> **What is expected**:
Reproduce every line of the listing as written, apart from the pictures.

(Items listed in a dataset)
— begin —

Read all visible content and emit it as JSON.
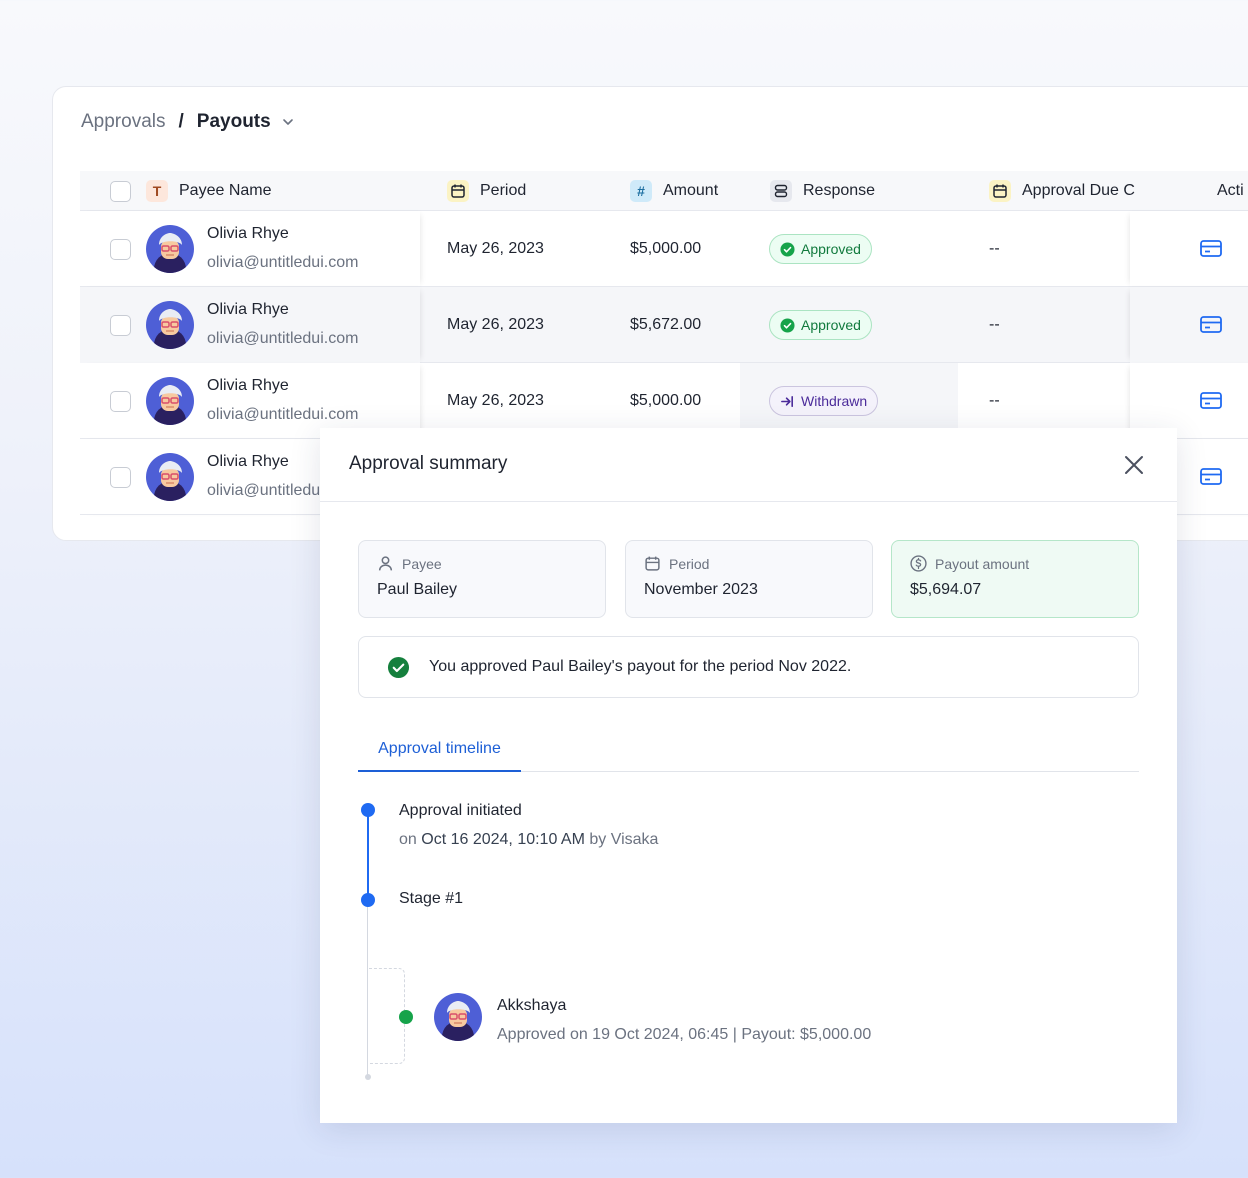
{
  "breadcrumb": {
    "root": "Approvals",
    "separator": "/",
    "current": "Payouts"
  },
  "table": {
    "columns": {
      "payee_name": "Payee Name",
      "period": "Period",
      "amount": "Amount",
      "response": "Response",
      "approval_due": "Approval Due C",
      "actions": "Acti"
    },
    "rows": [
      {
        "name": "Olivia Rhye",
        "email": "olivia@untitledui.com",
        "period": "May 26, 2023",
        "amount": "$5,000.00",
        "response": "Approved",
        "due": "--"
      },
      {
        "name": "Olivia Rhye",
        "email": "olivia@untitledui.com",
        "period": "May 26, 2023",
        "amount": "$5,672.00",
        "response": "Approved",
        "due": "--"
      },
      {
        "name": "Olivia Rhye",
        "email": "olivia@untitledui.com",
        "period": "May 26, 2023",
        "amount": "$5,000.00",
        "response": "Withdrawn",
        "due": "--"
      },
      {
        "name": "Olivia Rhye",
        "email": "olivia@untitledu"
      }
    ]
  },
  "modal": {
    "title": "Approval summary",
    "cards": {
      "payee": {
        "label": "Payee",
        "value": "Paul Bailey"
      },
      "period": {
        "label": "Period",
        "value": "November 2023"
      },
      "payout": {
        "label": "Payout amount",
        "value": "$5,694.07"
      }
    },
    "notice": "You approved Paul Bailey's payout for the period Nov 2022.",
    "tab": "Approval timeline",
    "timeline": {
      "initiated": {
        "title": "Approval initiated",
        "on": "on",
        "date": "Oct 16 2024, 10:10 AM",
        "by": "by Visaka"
      },
      "stage": {
        "title": "Stage #1"
      },
      "approver": {
        "name": "Akkshaya",
        "detail": "Approved on 19 Oct 2024, 06:45 | Payout: $5,000.00"
      }
    }
  },
  "colors": {
    "accent": "#1f6af2",
    "approved": "#117a3d",
    "withdrawn": "#4b2b9a"
  }
}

— end —

> **Answer in full**:
Read all visible content and emit it as JSON.
{
  "breadcrumb": {
    "root": "Approvals",
    "separator": "/",
    "current": "Payouts"
  },
  "table": {
    "columns": {
      "payee_name": "Payee Name",
      "period": "Period",
      "amount": "Amount",
      "response": "Response",
      "approval_due": "Approval Due C",
      "actions": "Acti"
    },
    "rows": [
      {
        "name": "Olivia Rhye",
        "email": "olivia@untitledui.com",
        "period": "May 26, 2023",
        "amount": "$5,000.00",
        "response": "Approved",
        "due": "--"
      },
      {
        "name": "Olivia Rhye",
        "email": "olivia@untitledui.com",
        "period": "May 26, 2023",
        "amount": "$5,672.00",
        "response": "Approved",
        "due": "--"
      },
      {
        "name": "Olivia Rhye",
        "email": "olivia@untitledui.com",
        "period": "May 26, 2023",
        "amount": "$5,000.00",
        "response": "Withdrawn",
        "due": "--"
      },
      {
        "name": "Olivia Rhye",
        "email": "olivia@untitledu"
      }
    ]
  },
  "modal": {
    "title": "Approval summary",
    "cards": {
      "payee": {
        "label": "Payee",
        "value": "Paul Bailey"
      },
      "period": {
        "label": "Period",
        "value": "November 2023"
      },
      "payout": {
        "label": "Payout amount",
        "value": "$5,694.07"
      }
    },
    "notice": "You approved Paul Bailey's payout for the period Nov 2022.",
    "tab": "Approval timeline",
    "timeline": {
      "initiated": {
        "title": "Approval initiated",
        "on": "on",
        "date": "Oct 16 2024, 10:10 AM",
        "by": "by Visaka"
      },
      "stage": {
        "title": "Stage #1"
      },
      "approver": {
        "name": "Akkshaya",
        "detail": "Approved on 19 Oct 2024, 06:45 | Payout: $5,000.00"
      }
    }
  },
  "colors": {
    "accent": "#1f6af2",
    "approved": "#117a3d",
    "withdrawn": "#4b2b9a"
  }
}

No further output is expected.